Objective
Extract every line from the records below that contains the word "close".

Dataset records

___

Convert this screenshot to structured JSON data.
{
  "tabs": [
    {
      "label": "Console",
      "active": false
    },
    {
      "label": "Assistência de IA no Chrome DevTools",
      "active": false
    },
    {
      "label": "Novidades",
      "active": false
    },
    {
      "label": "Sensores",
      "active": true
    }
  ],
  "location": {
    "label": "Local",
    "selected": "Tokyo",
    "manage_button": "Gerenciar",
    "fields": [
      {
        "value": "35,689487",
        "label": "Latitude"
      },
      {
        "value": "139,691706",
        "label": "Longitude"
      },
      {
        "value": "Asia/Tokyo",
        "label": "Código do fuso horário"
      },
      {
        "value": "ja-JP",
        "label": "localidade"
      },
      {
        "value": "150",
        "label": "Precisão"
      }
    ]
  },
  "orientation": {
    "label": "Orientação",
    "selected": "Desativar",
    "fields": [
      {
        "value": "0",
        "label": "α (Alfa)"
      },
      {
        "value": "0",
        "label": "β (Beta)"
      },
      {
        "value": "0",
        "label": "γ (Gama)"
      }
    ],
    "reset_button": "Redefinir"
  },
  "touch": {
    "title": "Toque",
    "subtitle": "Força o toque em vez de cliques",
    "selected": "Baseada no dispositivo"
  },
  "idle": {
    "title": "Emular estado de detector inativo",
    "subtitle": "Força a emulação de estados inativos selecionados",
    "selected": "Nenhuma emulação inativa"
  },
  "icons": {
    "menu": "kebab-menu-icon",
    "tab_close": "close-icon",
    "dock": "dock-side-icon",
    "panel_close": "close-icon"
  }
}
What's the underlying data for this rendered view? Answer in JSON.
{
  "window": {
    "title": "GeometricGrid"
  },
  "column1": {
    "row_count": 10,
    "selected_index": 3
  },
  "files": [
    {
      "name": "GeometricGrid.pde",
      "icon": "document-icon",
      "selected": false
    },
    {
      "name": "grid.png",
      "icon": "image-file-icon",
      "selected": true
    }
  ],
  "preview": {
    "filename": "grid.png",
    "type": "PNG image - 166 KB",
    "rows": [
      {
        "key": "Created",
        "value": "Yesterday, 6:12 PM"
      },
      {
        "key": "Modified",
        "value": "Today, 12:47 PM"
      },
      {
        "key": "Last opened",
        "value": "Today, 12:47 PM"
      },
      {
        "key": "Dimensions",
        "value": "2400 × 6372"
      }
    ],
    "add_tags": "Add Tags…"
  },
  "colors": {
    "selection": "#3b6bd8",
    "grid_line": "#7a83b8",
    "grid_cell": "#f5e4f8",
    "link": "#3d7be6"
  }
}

___

Answer for this exercise
    "tab_close": "close-icon",
    "panel_close": "close-icon"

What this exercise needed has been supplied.